** Task instructions **
Omit any picture, and return the remaining data exactly as written.

"""

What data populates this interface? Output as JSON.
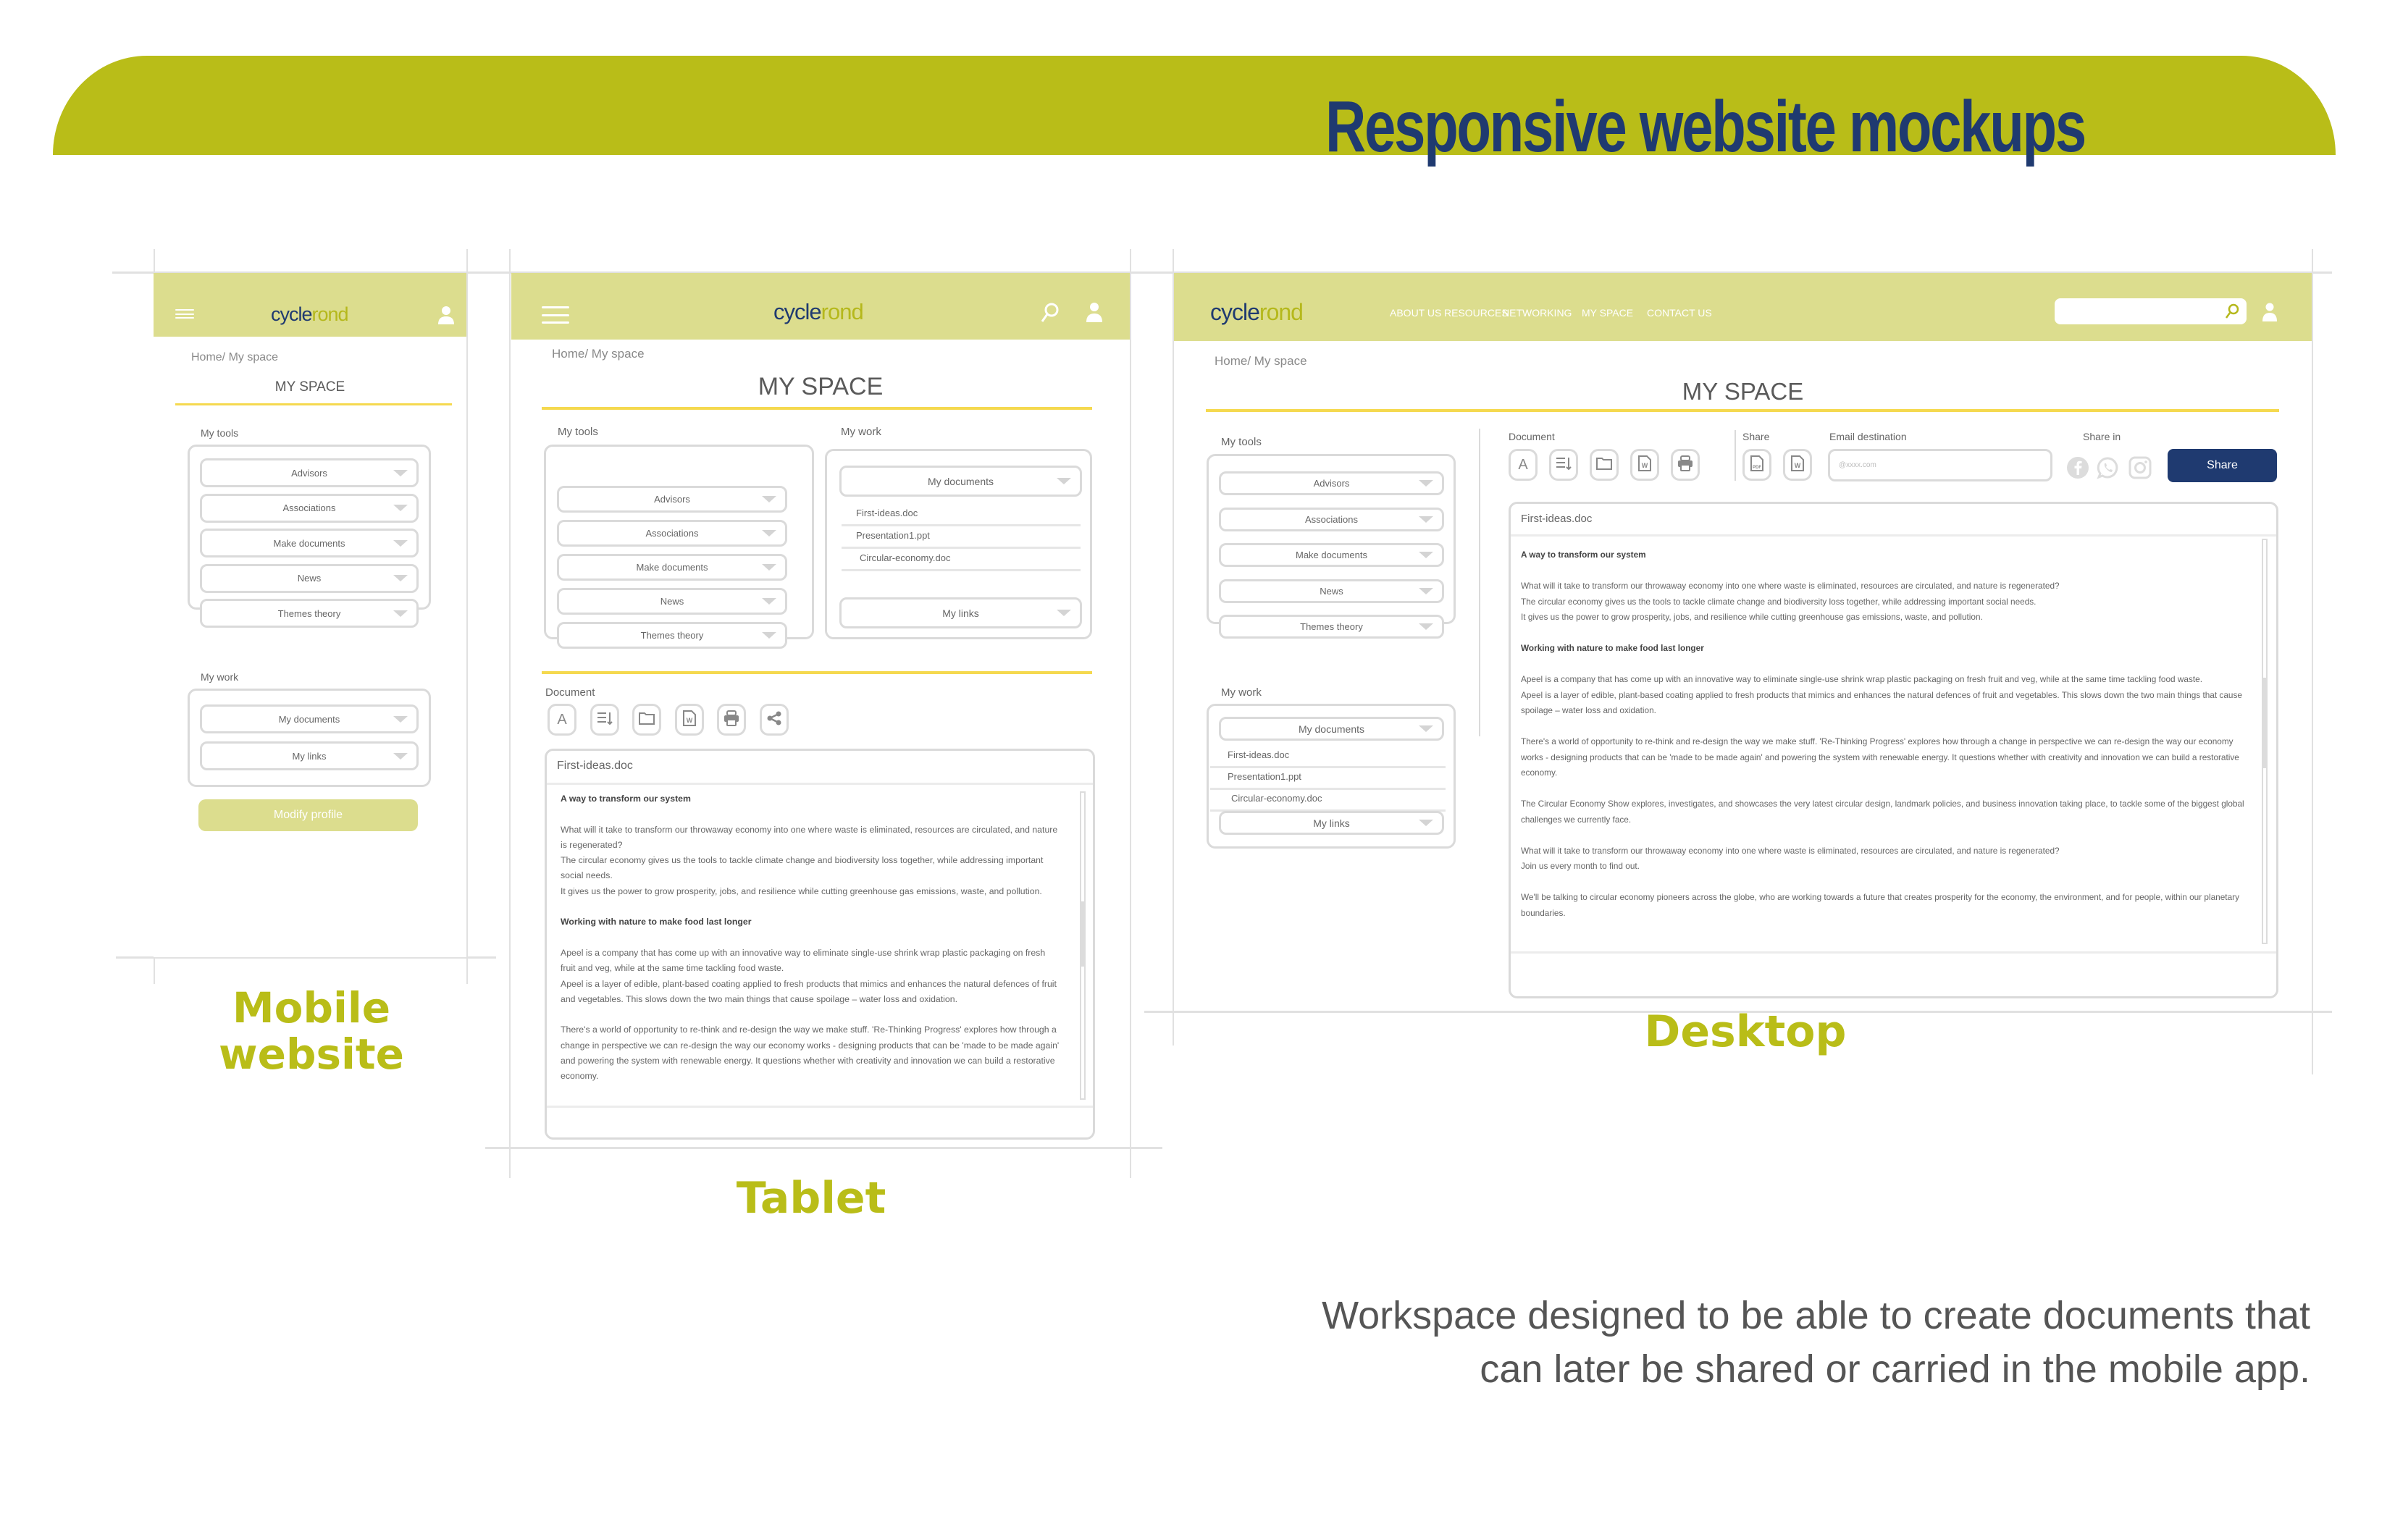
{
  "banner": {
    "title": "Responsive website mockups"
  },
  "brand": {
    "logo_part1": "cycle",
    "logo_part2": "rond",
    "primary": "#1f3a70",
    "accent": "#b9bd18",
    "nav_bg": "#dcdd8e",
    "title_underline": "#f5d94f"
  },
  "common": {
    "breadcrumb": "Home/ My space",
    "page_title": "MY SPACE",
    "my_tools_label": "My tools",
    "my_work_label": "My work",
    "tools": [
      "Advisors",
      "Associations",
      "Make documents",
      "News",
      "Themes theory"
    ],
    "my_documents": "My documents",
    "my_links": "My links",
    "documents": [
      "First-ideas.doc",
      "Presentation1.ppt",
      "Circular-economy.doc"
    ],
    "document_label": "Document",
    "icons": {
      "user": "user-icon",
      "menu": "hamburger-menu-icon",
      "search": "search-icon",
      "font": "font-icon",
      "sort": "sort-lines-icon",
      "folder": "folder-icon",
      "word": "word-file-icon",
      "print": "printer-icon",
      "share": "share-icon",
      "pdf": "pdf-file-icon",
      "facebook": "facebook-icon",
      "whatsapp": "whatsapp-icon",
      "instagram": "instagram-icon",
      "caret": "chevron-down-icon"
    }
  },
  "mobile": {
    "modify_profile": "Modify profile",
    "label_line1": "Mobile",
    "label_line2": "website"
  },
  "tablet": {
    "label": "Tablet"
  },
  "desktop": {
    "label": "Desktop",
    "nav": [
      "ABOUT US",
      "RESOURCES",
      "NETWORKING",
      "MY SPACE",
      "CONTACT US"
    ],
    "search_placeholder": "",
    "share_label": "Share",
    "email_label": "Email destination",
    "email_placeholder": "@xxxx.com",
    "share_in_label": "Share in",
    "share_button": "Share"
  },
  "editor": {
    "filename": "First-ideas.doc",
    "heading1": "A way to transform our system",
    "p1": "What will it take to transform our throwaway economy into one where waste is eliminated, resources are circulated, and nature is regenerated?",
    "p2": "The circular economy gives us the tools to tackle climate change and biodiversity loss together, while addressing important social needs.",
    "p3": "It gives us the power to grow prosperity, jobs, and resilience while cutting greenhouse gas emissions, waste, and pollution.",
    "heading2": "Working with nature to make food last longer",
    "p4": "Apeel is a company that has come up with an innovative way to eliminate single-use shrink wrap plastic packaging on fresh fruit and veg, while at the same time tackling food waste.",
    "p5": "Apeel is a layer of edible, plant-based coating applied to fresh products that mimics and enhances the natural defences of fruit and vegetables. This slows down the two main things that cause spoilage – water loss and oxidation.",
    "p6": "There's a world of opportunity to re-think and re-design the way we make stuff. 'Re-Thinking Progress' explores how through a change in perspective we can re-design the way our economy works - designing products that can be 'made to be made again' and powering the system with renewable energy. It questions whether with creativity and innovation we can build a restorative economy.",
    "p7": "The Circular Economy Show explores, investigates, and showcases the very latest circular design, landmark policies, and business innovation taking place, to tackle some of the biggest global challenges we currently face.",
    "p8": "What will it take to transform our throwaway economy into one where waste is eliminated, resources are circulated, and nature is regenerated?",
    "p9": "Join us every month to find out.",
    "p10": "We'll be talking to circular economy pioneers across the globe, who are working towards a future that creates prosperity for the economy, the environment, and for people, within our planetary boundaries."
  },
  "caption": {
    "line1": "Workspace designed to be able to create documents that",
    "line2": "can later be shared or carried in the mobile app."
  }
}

"""

** Complete output **
What data populates this interface? Output as JSON.
{
  "banner": {
    "title": "Responsive website mockups"
  },
  "brand": {
    "logo_part1": "cycle",
    "logo_part2": "rond",
    "primary": "#1f3a70",
    "accent": "#b9bd18",
    "nav_bg": "#dcdd8e",
    "title_underline": "#f5d94f"
  },
  "common": {
    "breadcrumb": "Home/ My space",
    "page_title": "MY SPACE",
    "my_tools_label": "My tools",
    "my_work_label": "My work",
    "tools": [
      "Advisors",
      "Associations",
      "Make documents",
      "News",
      "Themes theory"
    ],
    "my_documents": "My documents",
    "my_links": "My links",
    "documents": [
      "First-ideas.doc",
      "Presentation1.ppt",
      "Circular-economy.doc"
    ],
    "document_label": "Document",
    "icons": {
      "user": "user-icon",
      "menu": "hamburger-menu-icon",
      "search": "search-icon",
      "font": "font-icon",
      "sort": "sort-lines-icon",
      "folder": "folder-icon",
      "word": "word-file-icon",
      "print": "printer-icon",
      "share": "share-icon",
      "pdf": "pdf-file-icon",
      "facebook": "facebook-icon",
      "whatsapp": "whatsapp-icon",
      "instagram": "instagram-icon",
      "caret": "chevron-down-icon"
    }
  },
  "mobile": {
    "modify_profile": "Modify profile",
    "label_line1": "Mobile",
    "label_line2": "website"
  },
  "tablet": {
    "label": "Tablet"
  },
  "desktop": {
    "label": "Desktop",
    "nav": [
      "ABOUT US",
      "RESOURCES",
      "NETWORKING",
      "MY SPACE",
      "CONTACT US"
    ],
    "search_placeholder": "",
    "share_label": "Share",
    "email_label": "Email destination",
    "email_placeholder": "@xxxx.com",
    "share_in_label": "Share in",
    "share_button": "Share"
  },
  "editor": {
    "filename": "First-ideas.doc",
    "heading1": "A way to transform our system",
    "p1": "What will it take to transform our throwaway economy into one where waste is eliminated, resources are circulated, and nature is regenerated?",
    "p2": "The circular economy gives us the tools to tackle climate change and biodiversity loss together, while addressing important social needs.",
    "p3": "It gives us the power to grow prosperity, jobs, and resilience while cutting greenhouse gas emissions, waste, and pollution.",
    "heading2": "Working with nature to make food last longer",
    "p4": "Apeel is a company that has come up with an innovative way to eliminate single-use shrink wrap plastic packaging on fresh fruit and veg, while at the same time tackling food waste.",
    "p5": "Apeel is a layer of edible, plant-based coating applied to fresh products that mimics and enhances the natural defences of fruit and vegetables. This slows down the two main things that cause spoilage – water loss and oxidation.",
    "p6": "There's a world of opportunity to re-think and re-design the way we make stuff. 'Re-Thinking Progress' explores how through a change in perspective we can re-design the way our economy works - designing products that can be 'made to be made again' and powering the system with renewable energy. It questions whether with creativity and innovation we can build a restorative economy.",
    "p7": "The Circular Economy Show explores, investigates, and showcases the very latest circular design, landmark policies, and business innovation taking place, to tackle some of the biggest global challenges we currently face.",
    "p8": "What will it take to transform our throwaway economy into one where waste is eliminated, resources are circulated, and nature is regenerated?",
    "p9": "Join us every month to find out.",
    "p10": "We'll be talking to circular economy pioneers across the globe, who are working towards a future that creates prosperity for the economy, the environment, and for people, within our planetary boundaries."
  },
  "caption": {
    "line1": "Workspace designed to be able to create documents that",
    "line2": "can later be shared or carried in the mobile app."
  }
}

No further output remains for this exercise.